■ Directions for this task ■
Write the data out again, exactly as given.
* * * *
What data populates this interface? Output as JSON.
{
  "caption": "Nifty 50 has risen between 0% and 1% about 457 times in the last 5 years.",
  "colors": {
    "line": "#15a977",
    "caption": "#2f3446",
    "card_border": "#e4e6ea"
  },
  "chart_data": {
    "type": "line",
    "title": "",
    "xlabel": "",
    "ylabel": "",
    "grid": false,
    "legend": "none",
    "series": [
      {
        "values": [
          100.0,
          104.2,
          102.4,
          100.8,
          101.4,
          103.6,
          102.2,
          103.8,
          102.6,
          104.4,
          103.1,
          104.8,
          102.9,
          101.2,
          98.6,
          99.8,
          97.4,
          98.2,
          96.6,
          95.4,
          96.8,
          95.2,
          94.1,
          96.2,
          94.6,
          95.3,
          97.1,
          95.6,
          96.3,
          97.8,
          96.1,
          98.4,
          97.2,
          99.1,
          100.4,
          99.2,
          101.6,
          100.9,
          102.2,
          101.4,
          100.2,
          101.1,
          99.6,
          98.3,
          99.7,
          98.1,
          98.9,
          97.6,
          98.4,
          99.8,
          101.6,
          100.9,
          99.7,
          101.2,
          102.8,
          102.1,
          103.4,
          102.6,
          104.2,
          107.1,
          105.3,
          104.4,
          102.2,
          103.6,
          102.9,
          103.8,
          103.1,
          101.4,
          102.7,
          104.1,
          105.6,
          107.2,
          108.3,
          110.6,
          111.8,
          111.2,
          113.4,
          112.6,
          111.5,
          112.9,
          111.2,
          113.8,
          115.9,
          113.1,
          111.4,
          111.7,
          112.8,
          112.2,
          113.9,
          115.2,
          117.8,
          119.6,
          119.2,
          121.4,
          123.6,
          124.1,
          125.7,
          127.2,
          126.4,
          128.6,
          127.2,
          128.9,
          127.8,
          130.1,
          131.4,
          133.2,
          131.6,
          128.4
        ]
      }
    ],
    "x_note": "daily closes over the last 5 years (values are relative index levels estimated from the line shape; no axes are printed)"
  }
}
* * * *
■ Answer to this task ■
What data populates this interface? Output as JSON.
{
  "caption": "Nifty 50 has risen between 0% and 1% about 457 times in the last 5 years.",
  "colors": {
    "line": "#15a977",
    "caption": "#2f3446",
    "card_border": "#e4e6ea"
  },
  "chart_data": {
    "type": "line",
    "title": "",
    "xlabel": "",
    "ylabel": "",
    "grid": false,
    "legend": "none",
    "series": [
      {
        "values": [
          100.0,
          104.2,
          102.4,
          100.8,
          101.4,
          103.6,
          102.2,
          103.8,
          102.6,
          104.4,
          103.1,
          104.8,
          102.9,
          101.2,
          98.6,
          99.8,
          97.4,
          98.2,
          96.6,
          95.4,
          96.8,
          95.2,
          94.1,
          96.2,
          94.6,
          95.3,
          97.1,
          95.6,
          96.3,
          97.8,
          96.1,
          98.4,
          97.2,
          99.1,
          100.4,
          99.2,
          101.6,
          100.9,
          102.2,
          101.4,
          100.2,
          101.1,
          99.6,
          98.3,
          99.7,
          98.1,
          98.9,
          97.6,
          98.4,
          99.8,
          101.6,
          100.9,
          99.7,
          101.2,
          102.8,
          102.1,
          103.4,
          102.6,
          104.2,
          107.1,
          105.3,
          104.4,
          102.2,
          103.6,
          102.9,
          103.8,
          103.1,
          101.4,
          102.7,
          104.1,
          105.6,
          107.2,
          108.3,
          110.6,
          111.8,
          111.2,
          113.4,
          112.6,
          111.5,
          112.9,
          111.2,
          113.8,
          115.9,
          113.1,
          111.4,
          111.7,
          112.8,
          112.2,
          113.9,
          115.2,
          117.8,
          119.6,
          119.2,
          121.4,
          123.6,
          124.1,
          125.7,
          127.2,
          126.4,
          128.6,
          127.2,
          128.9,
          127.8,
          130.1,
          131.4,
          133.2,
          131.6,
          128.4
        ]
      }
    ],
    "x_note": "daily closes over the last 5 years (values are relative index levels estimated from the line shape; no axes are printed)"
  }
}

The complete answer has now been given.